**Goal**
Sort through the entries below and pull out lines containing the word "screenshot".

═══

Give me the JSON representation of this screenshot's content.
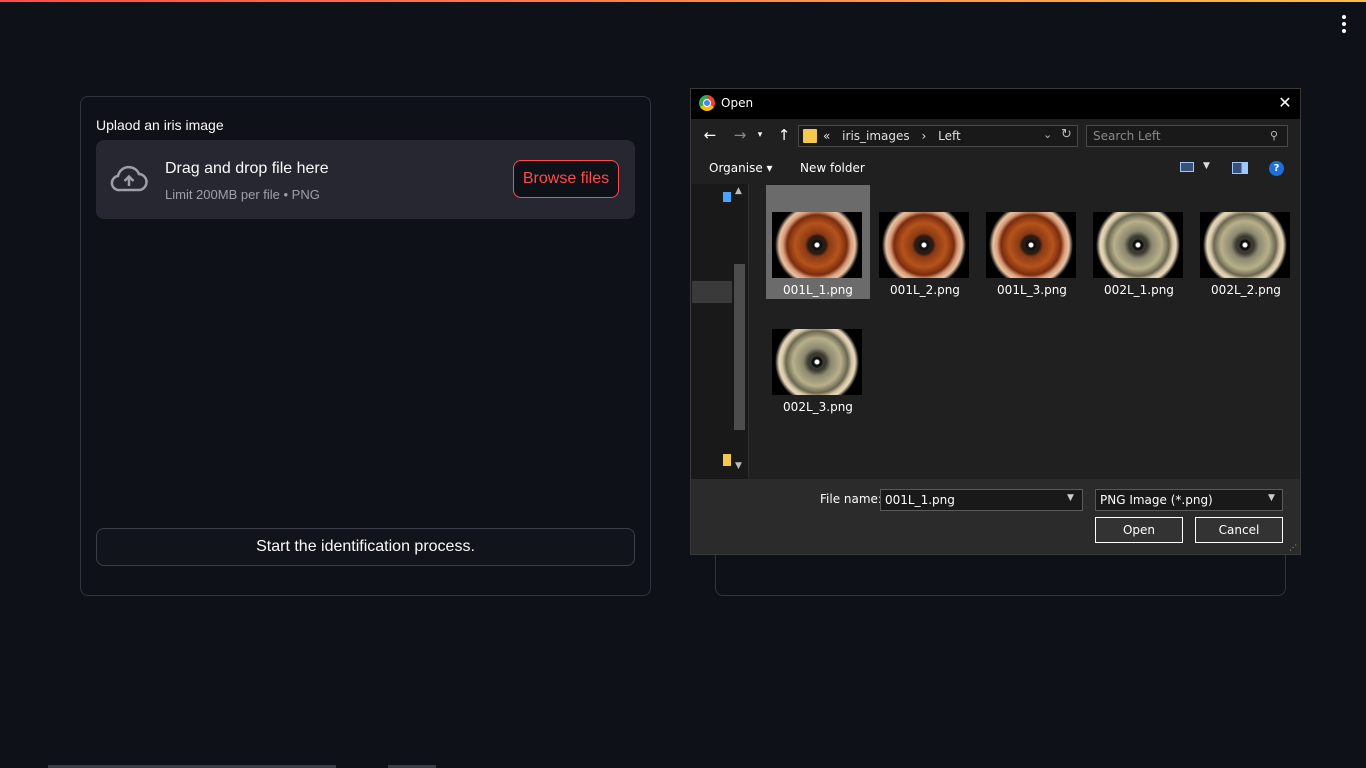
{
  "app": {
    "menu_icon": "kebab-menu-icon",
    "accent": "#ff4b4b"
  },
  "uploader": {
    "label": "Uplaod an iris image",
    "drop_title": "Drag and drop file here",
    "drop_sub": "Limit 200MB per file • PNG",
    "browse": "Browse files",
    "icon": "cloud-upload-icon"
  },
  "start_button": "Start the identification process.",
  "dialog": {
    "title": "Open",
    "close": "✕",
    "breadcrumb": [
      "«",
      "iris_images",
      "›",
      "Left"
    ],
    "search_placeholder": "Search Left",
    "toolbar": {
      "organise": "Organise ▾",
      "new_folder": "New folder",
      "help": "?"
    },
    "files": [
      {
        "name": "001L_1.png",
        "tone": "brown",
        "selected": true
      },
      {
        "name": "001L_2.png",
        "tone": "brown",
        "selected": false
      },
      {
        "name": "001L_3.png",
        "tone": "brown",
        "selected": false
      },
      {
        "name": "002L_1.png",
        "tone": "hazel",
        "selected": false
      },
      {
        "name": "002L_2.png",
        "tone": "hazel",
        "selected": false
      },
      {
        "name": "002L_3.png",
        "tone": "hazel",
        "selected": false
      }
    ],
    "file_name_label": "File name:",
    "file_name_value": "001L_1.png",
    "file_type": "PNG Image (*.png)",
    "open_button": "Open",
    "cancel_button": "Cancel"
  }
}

═══

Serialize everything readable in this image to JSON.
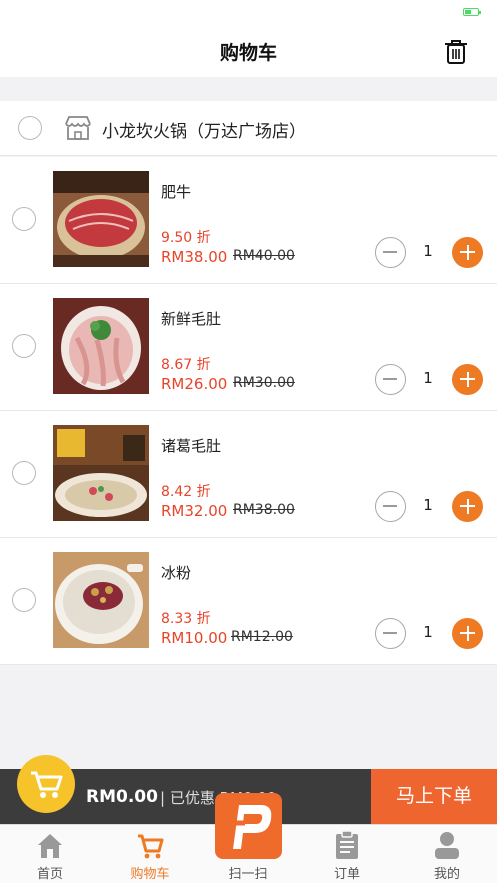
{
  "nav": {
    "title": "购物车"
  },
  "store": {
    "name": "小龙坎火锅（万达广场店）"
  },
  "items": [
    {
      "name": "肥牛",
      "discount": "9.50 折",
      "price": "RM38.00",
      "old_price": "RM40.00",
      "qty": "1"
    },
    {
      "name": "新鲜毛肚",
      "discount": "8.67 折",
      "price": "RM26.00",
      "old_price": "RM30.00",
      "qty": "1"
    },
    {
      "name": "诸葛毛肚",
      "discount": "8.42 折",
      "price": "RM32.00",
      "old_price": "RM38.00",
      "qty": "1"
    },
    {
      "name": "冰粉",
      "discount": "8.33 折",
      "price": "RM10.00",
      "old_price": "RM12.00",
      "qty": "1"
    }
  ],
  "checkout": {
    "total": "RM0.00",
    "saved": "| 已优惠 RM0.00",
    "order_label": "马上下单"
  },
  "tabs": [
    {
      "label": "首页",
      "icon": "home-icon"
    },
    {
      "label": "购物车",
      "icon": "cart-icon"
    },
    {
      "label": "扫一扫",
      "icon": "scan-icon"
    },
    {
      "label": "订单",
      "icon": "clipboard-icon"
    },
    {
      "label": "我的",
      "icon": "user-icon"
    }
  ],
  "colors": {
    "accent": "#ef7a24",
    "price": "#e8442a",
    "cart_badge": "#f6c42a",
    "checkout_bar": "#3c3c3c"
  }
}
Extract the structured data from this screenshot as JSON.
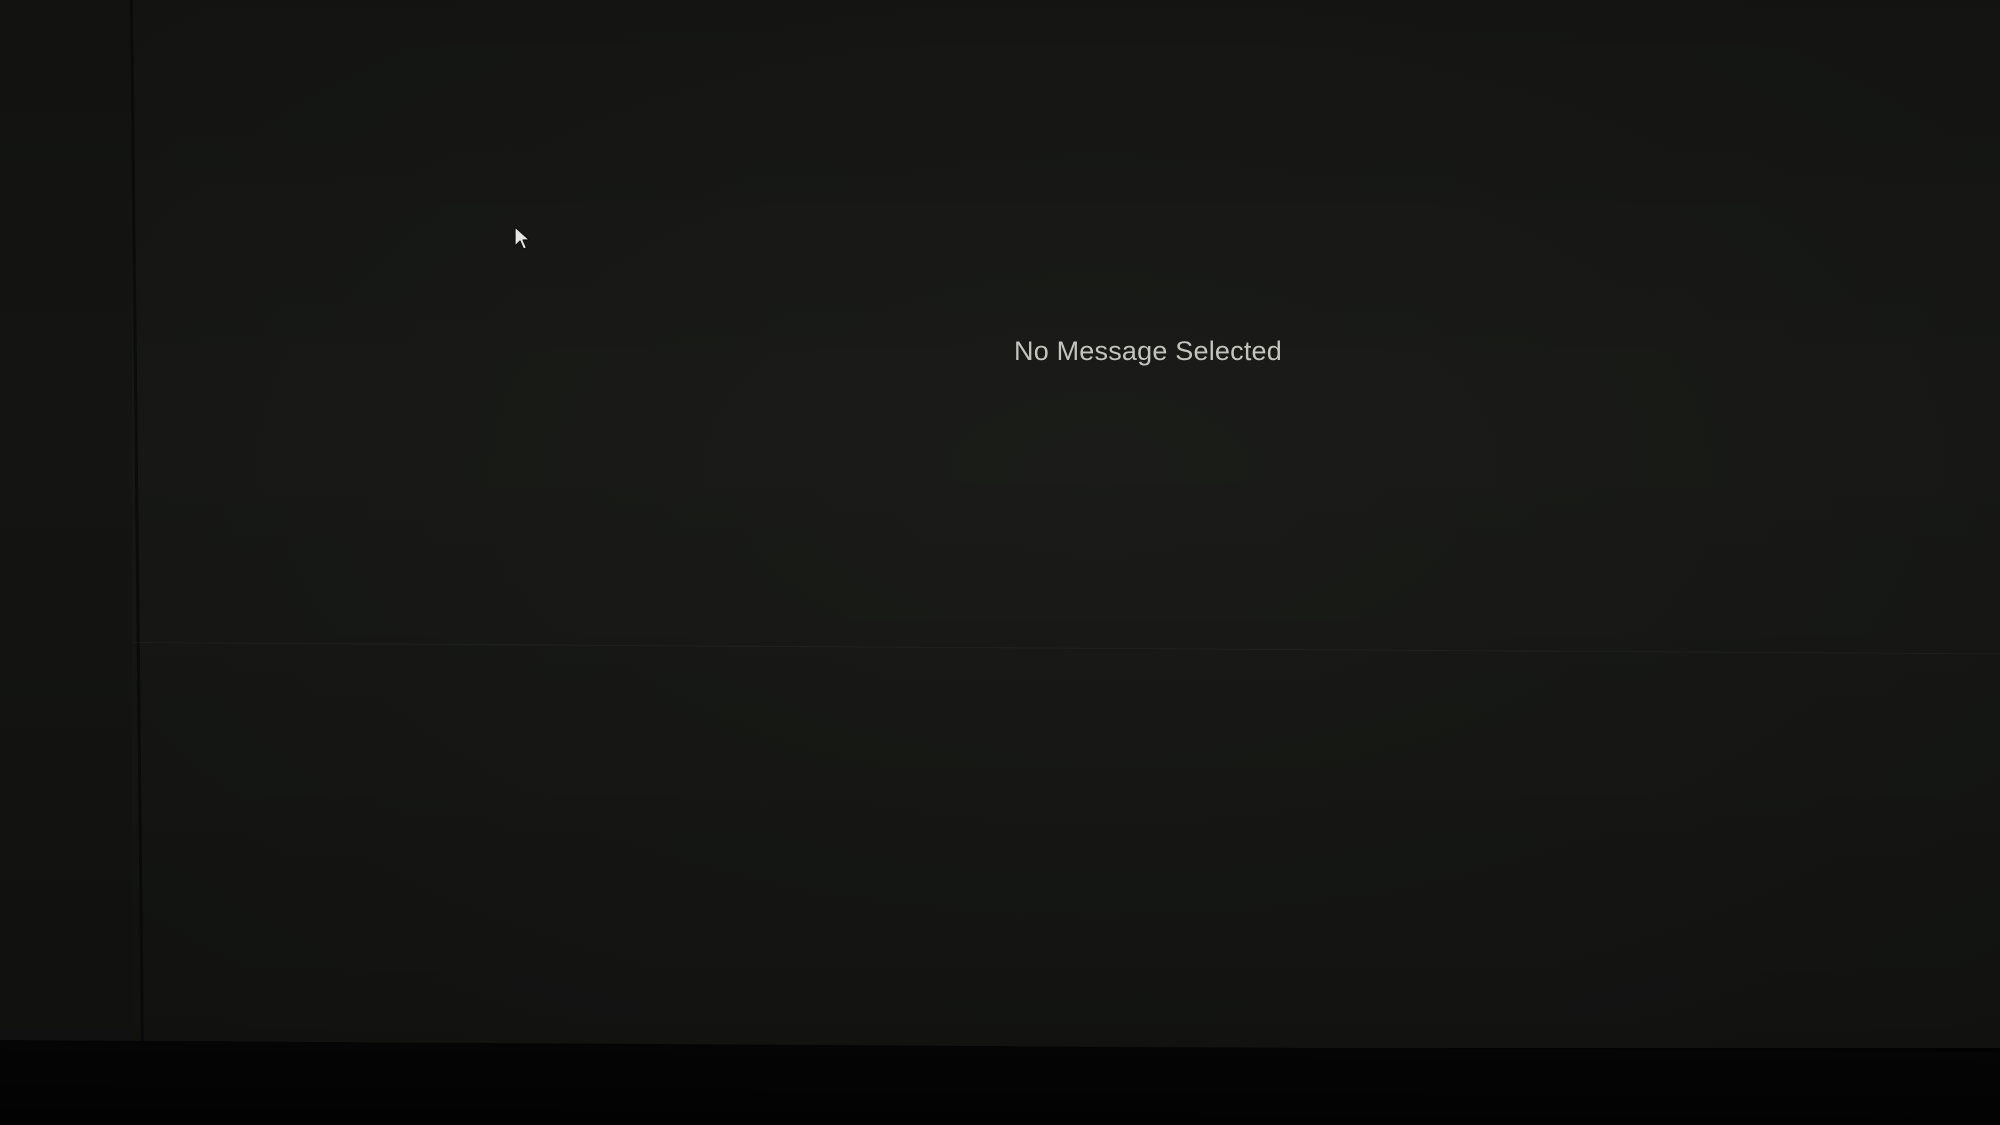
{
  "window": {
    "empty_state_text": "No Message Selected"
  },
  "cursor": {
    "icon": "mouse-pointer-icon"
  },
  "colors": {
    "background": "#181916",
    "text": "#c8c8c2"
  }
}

═══

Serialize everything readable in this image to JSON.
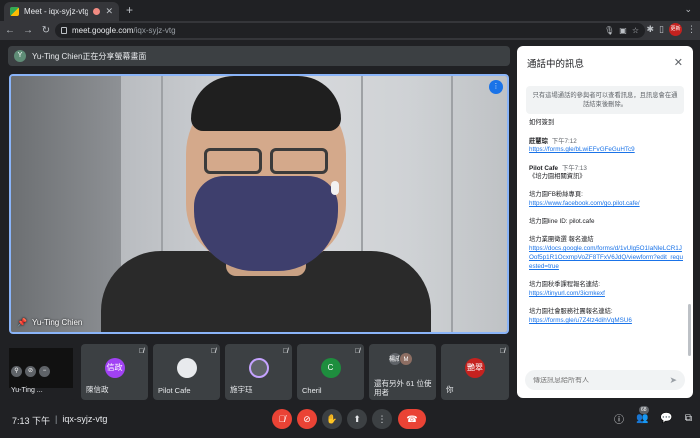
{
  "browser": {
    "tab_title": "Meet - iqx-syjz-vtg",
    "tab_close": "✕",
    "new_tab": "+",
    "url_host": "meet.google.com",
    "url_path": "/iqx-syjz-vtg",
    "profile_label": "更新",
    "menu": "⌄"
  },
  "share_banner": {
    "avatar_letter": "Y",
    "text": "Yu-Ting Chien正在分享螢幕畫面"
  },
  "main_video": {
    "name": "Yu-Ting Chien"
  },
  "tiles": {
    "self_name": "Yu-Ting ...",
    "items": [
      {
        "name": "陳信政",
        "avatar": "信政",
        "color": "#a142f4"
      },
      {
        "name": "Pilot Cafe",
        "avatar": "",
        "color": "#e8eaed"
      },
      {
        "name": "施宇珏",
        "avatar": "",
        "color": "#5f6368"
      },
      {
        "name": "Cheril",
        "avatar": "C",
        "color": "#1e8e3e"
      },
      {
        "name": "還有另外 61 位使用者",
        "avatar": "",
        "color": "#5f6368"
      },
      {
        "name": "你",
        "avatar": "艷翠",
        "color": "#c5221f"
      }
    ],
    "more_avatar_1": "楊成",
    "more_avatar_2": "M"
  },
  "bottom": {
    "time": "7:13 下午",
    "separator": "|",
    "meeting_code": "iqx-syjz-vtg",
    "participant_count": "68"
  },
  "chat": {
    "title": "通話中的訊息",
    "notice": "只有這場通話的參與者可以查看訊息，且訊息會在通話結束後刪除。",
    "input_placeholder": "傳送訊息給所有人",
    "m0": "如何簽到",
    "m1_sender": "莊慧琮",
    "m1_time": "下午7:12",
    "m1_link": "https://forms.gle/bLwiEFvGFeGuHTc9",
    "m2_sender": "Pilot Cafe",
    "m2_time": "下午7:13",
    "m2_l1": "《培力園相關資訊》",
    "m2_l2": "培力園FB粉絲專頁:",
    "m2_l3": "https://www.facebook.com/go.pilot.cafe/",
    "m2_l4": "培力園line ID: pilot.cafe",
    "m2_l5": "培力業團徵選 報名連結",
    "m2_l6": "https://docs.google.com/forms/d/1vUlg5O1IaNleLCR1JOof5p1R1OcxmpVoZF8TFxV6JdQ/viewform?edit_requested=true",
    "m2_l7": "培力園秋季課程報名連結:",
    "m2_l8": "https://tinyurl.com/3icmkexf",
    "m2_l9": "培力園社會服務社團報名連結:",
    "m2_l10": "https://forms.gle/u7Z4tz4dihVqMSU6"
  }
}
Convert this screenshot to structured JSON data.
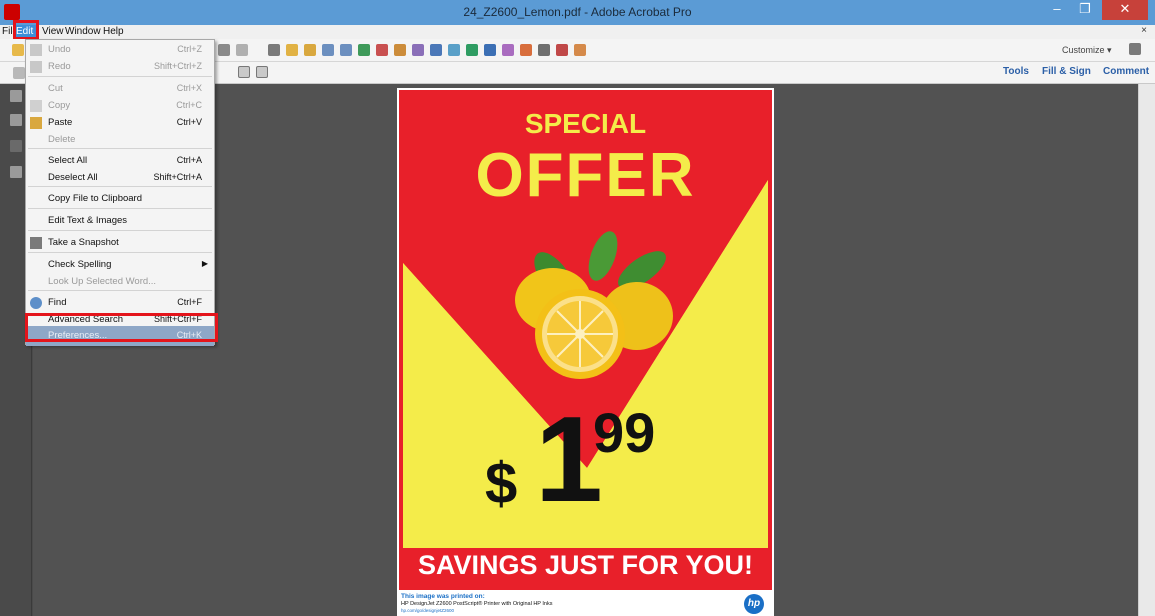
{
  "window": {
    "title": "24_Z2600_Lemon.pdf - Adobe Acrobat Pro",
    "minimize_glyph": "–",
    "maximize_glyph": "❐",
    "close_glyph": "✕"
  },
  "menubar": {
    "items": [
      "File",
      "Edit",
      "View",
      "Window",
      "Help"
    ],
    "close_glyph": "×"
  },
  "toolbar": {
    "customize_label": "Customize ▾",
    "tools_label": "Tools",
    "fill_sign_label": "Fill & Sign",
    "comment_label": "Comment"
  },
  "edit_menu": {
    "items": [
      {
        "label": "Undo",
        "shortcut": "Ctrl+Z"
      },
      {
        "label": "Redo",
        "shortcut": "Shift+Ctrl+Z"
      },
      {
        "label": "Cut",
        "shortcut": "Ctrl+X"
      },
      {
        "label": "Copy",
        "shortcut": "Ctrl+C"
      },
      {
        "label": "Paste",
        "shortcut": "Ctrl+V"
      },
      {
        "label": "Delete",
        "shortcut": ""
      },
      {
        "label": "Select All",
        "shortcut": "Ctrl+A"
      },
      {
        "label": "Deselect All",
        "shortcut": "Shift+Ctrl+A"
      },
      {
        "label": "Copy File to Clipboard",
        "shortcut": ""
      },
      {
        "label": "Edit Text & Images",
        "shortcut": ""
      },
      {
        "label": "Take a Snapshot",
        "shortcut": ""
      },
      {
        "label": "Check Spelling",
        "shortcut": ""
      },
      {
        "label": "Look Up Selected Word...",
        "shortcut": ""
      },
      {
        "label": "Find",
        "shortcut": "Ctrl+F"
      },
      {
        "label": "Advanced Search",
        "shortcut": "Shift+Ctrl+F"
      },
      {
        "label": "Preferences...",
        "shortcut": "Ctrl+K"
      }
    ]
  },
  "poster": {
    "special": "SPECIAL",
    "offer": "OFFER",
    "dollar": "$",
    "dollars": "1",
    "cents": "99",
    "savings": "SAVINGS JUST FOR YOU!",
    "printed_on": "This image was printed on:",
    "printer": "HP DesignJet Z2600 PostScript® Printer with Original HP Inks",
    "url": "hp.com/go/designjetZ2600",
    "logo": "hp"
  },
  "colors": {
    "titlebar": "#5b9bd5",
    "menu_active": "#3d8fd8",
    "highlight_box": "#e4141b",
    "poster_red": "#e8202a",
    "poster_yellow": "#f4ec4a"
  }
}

═══

**Result below**
Give me the JSON representation of this screenshot's content.
Extract the structured data from this screenshot as JSON.
Convert this screenshot to structured JSON data.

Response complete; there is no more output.